(Annotated element listings)
(begin)

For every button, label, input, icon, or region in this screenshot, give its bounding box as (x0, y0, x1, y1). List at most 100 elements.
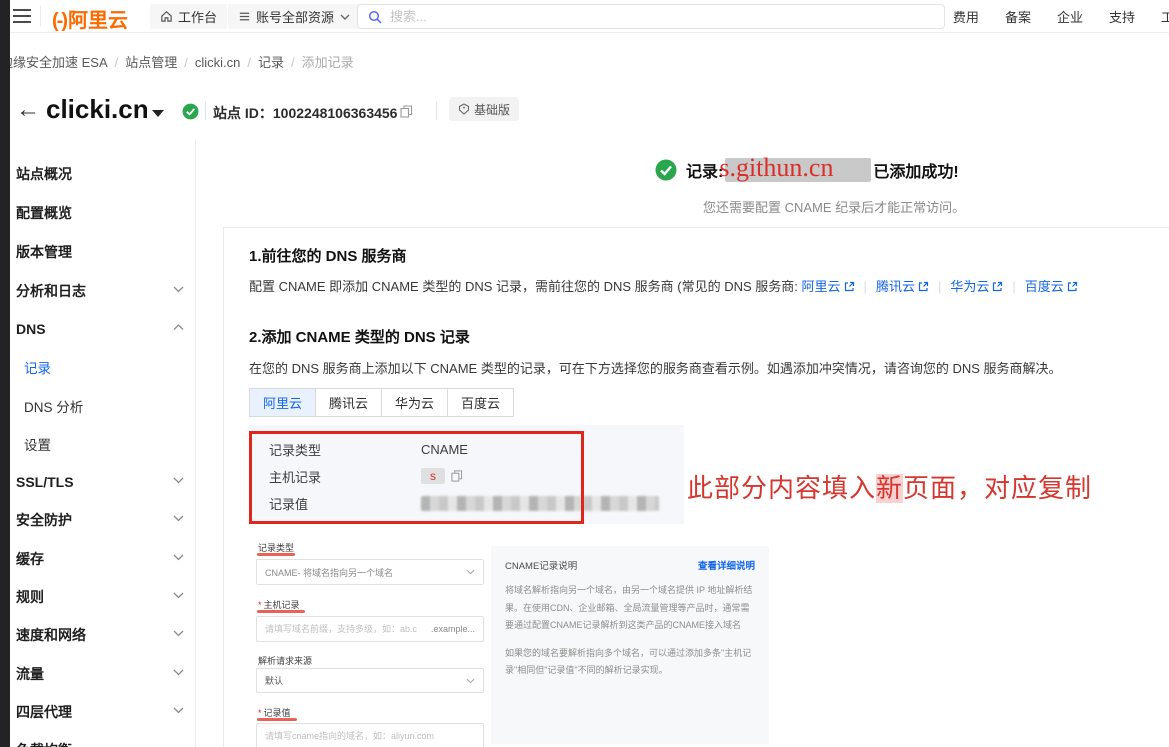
provider-link-aliyun[interactable]: 阿里云 (802, 279, 855, 294)
host-record-row: 主机记录 s (269, 467, 463, 485)
divider: | (864, 279, 867, 294)
sidebar-item-rules[interactable]: 规则 (10, 587, 196, 607)
success-subtext: 您还需要配置 CNAME 纪录后才能正常访问。 (703, 197, 965, 216)
success-message: 记录: s.githun.cn 已添加成功! (655, 158, 959, 182)
chevron-down-icon (340, 14, 350, 20)
account-resources-label: 账号全部资源 (256, 7, 334, 26)
view-details-link[interactable]: 查看详细说明 (698, 558, 755, 572)
external-link-icon (992, 281, 1003, 292)
sidebar-item-traffic[interactable]: 流量 (10, 664, 196, 684)
divider (205, 102, 206, 120)
site-id: 站点 ID：1002248106363456 (213, 103, 397, 123)
aliyun-logo-text: 阿里云 (68, 10, 128, 32)
tab-tencent[interactable]: 腾讯云 (315, 388, 382, 417)
chevron-down-icon (466, 569, 475, 575)
tab-baidu[interactable]: 百度云 (447, 388, 514, 417)
provider-link-huawei[interactable]: 华为云 (950, 279, 1003, 294)
breadcrumb-current: 添加记录 (302, 55, 354, 70)
sidebar-item-config-overview[interactable]: 配置概览 (10, 203, 196, 223)
search-input[interactable] (390, 9, 934, 24)
nav-support[interactable]: 支持 (1109, 7, 1135, 26)
sidebar-item-dns-analysis[interactable]: DNS 分析 (10, 396, 196, 416)
sidebar-item-analytics-logs[interactable]: 分析和日志 (10, 281, 196, 301)
sidebar-item-speed-network[interactable]: 速度和网络 (10, 625, 196, 645)
sidebar-item-label: 记录 (24, 357, 51, 377)
workbench-button[interactable]: 工作台 (150, 4, 227, 29)
record-type-label: 记录类型 (269, 440, 421, 459)
plan-badge: 基础版 (449, 97, 519, 121)
step1-desc: 配置 CNAME 即添加 CNAME 类型的 DNS 记录，需前往您的 DNS … (249, 276, 1078, 295)
record-info-panel: 记录类型 CNAME 主机记录 s 记录值 (249, 425, 684, 524)
provider-link-tencent[interactable]: 腾讯云 (876, 279, 929, 294)
example-record-type-select[interactable]: CNAME- 将域名指向另一个域名 (256, 559, 484, 585)
breadcrumb-site[interactable]: clicki.cn (195, 55, 241, 70)
chevron-down-icon (173, 630, 184, 637)
tab-aliyun[interactable]: 阿里云 (249, 388, 316, 417)
breadcrumb-separator: / (184, 55, 188, 70)
example-record-type-value: CNAME- 将域名指向另一个域名 (265, 566, 393, 579)
nav-enterprise[interactable]: 企业 (1057, 7, 1083, 26)
sidebar-item-cache[interactable]: 缓存 (10, 549, 196, 569)
host-record-value: s (421, 468, 445, 484)
sidebar-item-ssl-tls[interactable]: SSL/TLS (10, 472, 196, 492)
example-source-select[interactable]: 默认 (256, 668, 484, 693)
sidebar-item-label: DNS (16, 321, 46, 337)
sidebar-item-label: 速度和网络 (16, 625, 86, 645)
nav-billing[interactable]: 费用 (953, 7, 979, 26)
site-title[interactable]: clicki.cn (46, 94, 149, 125)
breadcrumb-records[interactable]: 记录 (258, 55, 284, 70)
divider: | (1012, 279, 1015, 294)
site-header: ← clicki.cn 站点 ID：1002248106363456 基础版 (0, 96, 1169, 138)
sidebar: 站点概况 配置概览 版本管理 分析和日志 DNS 记录 DNS 分析 设置 SS… (10, 140, 196, 747)
example-host-record-field[interactable] (265, 624, 431, 634)
sidebar-item-load-balancer[interactable]: 负载均衡 (10, 740, 196, 747)
copy-site-id-icon[interactable] (400, 105, 413, 118)
back-arrow-icon[interactable]: ← (16, 98, 40, 122)
sidebar-item-label: 安全防护 (16, 510, 72, 530)
sidebar-item-dns[interactable]: DNS (10, 319, 196, 339)
tab-huawei[interactable]: 华为云 (381, 388, 448, 417)
plan-badge-label: 基础版 (474, 101, 510, 118)
site-switcher-caret-icon[interactable] (152, 110, 164, 117)
red-underline-annotation (257, 553, 295, 556)
breadcrumb-separator: / (247, 55, 251, 70)
breadcrumb-separator: / (291, 55, 295, 70)
record-value-label: 记录值 (269, 494, 421, 513)
sidebar-item-label: 配置概览 (16, 203, 72, 223)
red-underline-annotation (257, 718, 297, 721)
record-value-row: 记录值 (269, 494, 659, 512)
search-icon (368, 10, 382, 24)
breadcrumb-esa[interactable]: 边缘安全加速 ESA (0, 55, 108, 70)
top-navigation-bar: (-)阿里云 工作台 账号全部资源 费用 备案 企业 支持 工单 (0, 0, 1169, 33)
sidebar-item-site-overview[interactable]: 站点概况 (10, 164, 196, 184)
example-host-record-input[interactable]: .example... (256, 616, 484, 642)
example-host-suffix: .example... (431, 624, 475, 634)
esa-console-page: (-)阿里云 工作台 账号全部资源 费用 备案 企业 支持 工单 边缘安全加速 … (0, 0, 1169, 747)
example-source-value: 默认 (265, 674, 283, 687)
hamburger-menu-icon[interactable] (13, 9, 31, 23)
example-record-value-field[interactable] (265, 731, 475, 741)
chevron-down-icon (173, 707, 184, 714)
sidebar-item-dns-settings[interactable]: 设置 (10, 434, 196, 454)
example-record-value-input[interactable] (256, 723, 484, 747)
breadcrumb-site-management[interactable]: 站点管理 (125, 55, 177, 70)
sidebar-item-l4-proxy[interactable]: 四层代理 (10, 702, 196, 722)
aliyun-logo[interactable]: (-)阿里云 (52, 4, 128, 33)
sidebar-item-security[interactable]: 安全防护 (10, 510, 196, 530)
account-resources-button[interactable]: 账号全部资源 (228, 4, 360, 29)
provider-link-baidu[interactable]: 百度云 (1025, 279, 1078, 294)
external-link-icon (918, 281, 929, 292)
aliyun-logo-mark: (-) (52, 10, 66, 32)
sidebar-item-version-management[interactable]: 版本管理 (10, 242, 196, 262)
record-name-annotation: s.githun.cn (719, 153, 909, 183)
copy-host-record-icon[interactable] (451, 470, 463, 482)
nav-ticket[interactable]: 工单 (1161, 7, 1169, 26)
cname-description-p1: 将域名解析指向另一个域名，由另一个域名提供 IP 地址解析结果。在使用CDN、企… (505, 582, 755, 635)
annotation-highlight: 新 (876, 474, 903, 503)
sidebar-item-records[interactable]: 记录 (10, 357, 196, 377)
step1-desc-text: 配置 CNAME 即添加 CNAME 类型的 DNS 记录，需前往您的 DNS … (249, 279, 802, 294)
sidebar-item-label: 站点概况 (16, 164, 72, 184)
red-annotation-text: 此部分内容填入新页面，对应复制 (687, 468, 1092, 505)
nav-icp[interactable]: 备案 (1005, 7, 1031, 26)
cname-description-title: CNAME记录说明 (505, 558, 577, 572)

(end)

§ Set exercise: Can you reproduce the records above with every "chevron-down-icon" changed to "arrow-down-icon", keeping everything else identical and leaving out the pictures?

§ Exercise output:
For every button, label, input, icon, or region in this screenshot, give its bounding box as (x0, y0, x1, y1). List at most 100 elements.
provider-link-aliyun[interactable]: 阿里云 (802, 279, 855, 294)
host-record-row: 主机记录 s (269, 467, 463, 485)
divider: | (864, 279, 867, 294)
sidebar-item-rules[interactable]: 规则 (10, 587, 196, 607)
success-subtext: 您还需要配置 CNAME 纪录后才能正常访问。 (703, 197, 965, 216)
success-message: 记录: s.githun.cn 已添加成功! (655, 158, 959, 182)
arrow-down-icon (340, 14, 350, 20)
account-resources-label: 账号全部资源 (256, 7, 334, 26)
view-details-link[interactable]: 查看详细说明 (698, 558, 755, 572)
external-link-icon (992, 281, 1003, 292)
sidebar-item-traffic[interactable]: 流量 (10, 664, 196, 684)
divider (205, 102, 206, 120)
site-id: 站点 ID：1002248106363456 (213, 103, 397, 123)
aliyun-logo-text: 阿里云 (68, 10, 128, 32)
tab-tencent[interactable]: 腾讯云 (315, 388, 382, 417)
arrow-down-icon (466, 569, 475, 575)
tab-baidu[interactable]: 百度云 (447, 388, 514, 417)
provider-link-huawei[interactable]: 华为云 (950, 279, 1003, 294)
breadcrumb-current: 添加记录 (302, 55, 354, 70)
sidebar-item-config-overview[interactable]: 配置概览 (10, 203, 196, 223)
search-input[interactable] (390, 9, 934, 24)
nav-support[interactable]: 支持 (1109, 7, 1135, 26)
sidebar-item-dns-analysis[interactable]: DNS 分析 (10, 396, 196, 416)
sidebar-item-analytics-logs[interactable]: 分析和日志 (10, 281, 196, 301)
sidebar-item-speed-network[interactable]: 速度和网络 (10, 625, 196, 645)
sidebar-item-label: 记录 (24, 357, 51, 377)
workbench-button[interactable]: 工作台 (150, 4, 227, 29)
record-type-label: 记录类型 (269, 440, 421, 459)
plan-badge: 基础版 (449, 97, 519, 121)
step1-desc: 配置 CNAME 即添加 CNAME 类型的 DNS 记录，需前往您的 DNS … (249, 276, 1078, 295)
record-info-panel: 记录类型 CNAME 主机记录 s 记录值 (249, 425, 684, 524)
provider-link-tencent[interactable]: 腾讯云 (876, 279, 929, 294)
example-record-type-select[interactable]: CNAME- 将域名指向另一个域名 (256, 559, 484, 585)
breadcrumb-site[interactable]: clicki.cn (195, 55, 241, 70)
arrow-down-icon (173, 630, 184, 637)
tab-aliyun[interactable]: 阿里云 (249, 388, 316, 417)
breadcrumb-separator: / (184, 55, 188, 70)
example-record-type-value: CNAME- 将域名指向另一个域名 (265, 566, 393, 579)
nav-enterprise[interactable]: 企业 (1057, 7, 1083, 26)
sidebar-item-cache[interactable]: 缓存 (10, 549, 196, 569)
host-record-value: s (421, 468, 445, 484)
sidebar-item-ssl-tls[interactable]: SSL/TLS (10, 472, 196, 492)
example-source-select[interactable]: 默认 (256, 668, 484, 693)
sidebar-item-label: DNS (16, 321, 46, 337)
sidebar-item-label: 速度和网络 (16, 625, 86, 645)
nav-billing[interactable]: 费用 (953, 7, 979, 26)
site-title[interactable]: clicki.cn (46, 94, 149, 125)
breadcrumb-records[interactable]: 记录 (258, 55, 284, 70)
divider: | (1012, 279, 1015, 294)
site-header: ← clicki.cn 站点 ID：1002248106363456 基础版 (0, 96, 1169, 138)
sidebar: 站点概况 配置概览 版本管理 分析和日志 DNS 记录 DNS 分析 设置 SS… (10, 140, 196, 747)
example-host-record-field[interactable] (265, 624, 431, 634)
sidebar-item-load-balancer[interactable]: 负载均衡 (10, 740, 196, 747)
copy-site-id-icon[interactable] (400, 105, 413, 118)
back-arrow-icon[interactable]: ← (16, 98, 40, 122)
sidebar-item-label: 安全防护 (16, 510, 72, 530)
sidebar-item-dns[interactable]: DNS (10, 319, 196, 339)
tab-huawei[interactable]: 华为云 (381, 388, 448, 417)
plan-badge-label: 基础版 (474, 101, 510, 118)
site-switcher-caret-icon[interactable] (152, 110, 164, 117)
red-underline-annotation (257, 553, 295, 556)
breadcrumb-separator: / (247, 55, 251, 70)
breadcrumb-separator: / (291, 55, 295, 70)
record-value-label: 记录值 (269, 494, 421, 513)
sidebar-item-label: 配置概览 (16, 203, 72, 223)
red-underline-annotation (257, 718, 297, 721)
record-value-row: 记录值 (269, 494, 659, 512)
search-icon (368, 10, 382, 24)
breadcrumb-esa[interactable]: 边缘安全加速 ESA (0, 55, 108, 70)
top-navigation-bar: (-)阿里云 工作台 账号全部资源 费用 备案 企业 支持 工单 (0, 0, 1169, 33)
sidebar-item-site-overview[interactable]: 站点概况 (10, 164, 196, 184)
example-host-record-input[interactable]: .example... (256, 616, 484, 642)
example-host-suffix: .example... (431, 624, 475, 634)
esa-console-page: (-)阿里云 工作台 账号全部资源 费用 备案 企业 支持 工单 边缘安全加速 … (0, 0, 1169, 747)
example-source-value: 默认 (265, 674, 283, 687)
hamburger-menu-icon[interactable] (13, 9, 31, 23)
example-record-value-field[interactable] (265, 731, 475, 741)
arrow-down-icon (173, 707, 184, 714)
sidebar-item-dns-settings[interactable]: 设置 (10, 434, 196, 454)
example-record-value-input[interactable] (256, 723, 484, 747)
breadcrumb-site-management[interactable]: 站点管理 (125, 55, 177, 70)
sidebar-item-l4-proxy[interactable]: 四层代理 (10, 702, 196, 722)
aliyun-logo[interactable]: (-)阿里云 (52, 4, 128, 33)
sidebar-item-security[interactable]: 安全防护 (10, 510, 196, 530)
account-resources-button[interactable]: 账号全部资源 (228, 4, 360, 29)
provider-link-baidu[interactable]: 百度云 (1025, 279, 1078, 294)
external-link-icon (918, 281, 929, 292)
aliyun-logo-mark: (-) (52, 10, 66, 32)
sidebar-item-version-management[interactable]: 版本管理 (10, 242, 196, 262)
record-name-annotation: s.githun.cn (719, 153, 909, 183)
copy-host-record-icon[interactable] (451, 470, 463, 482)
nav-ticket[interactable]: 工单 (1161, 7, 1169, 26)
cname-description-p1: 将域名解析指向另一个域名，由另一个域名提供 IP 地址解析结果。在使用CDN、企… (505, 582, 755, 635)
annotation-highlight: 新 (876, 474, 903, 503)
sidebar-item-records[interactable]: 记录 (10, 357, 196, 377)
step1-desc-text: 配置 CNAME 即添加 CNAME 类型的 DNS 记录，需前往您的 DNS … (249, 279, 802, 294)
sidebar-item-label: 站点概况 (16, 164, 72, 184)
red-annotation-text: 此部分内容填入新页面，对应复制 (687, 468, 1092, 505)
nav-icp[interactable]: 备案 (1005, 7, 1031, 26)
cname-description-title: CNAME记录说明 (505, 558, 577, 572)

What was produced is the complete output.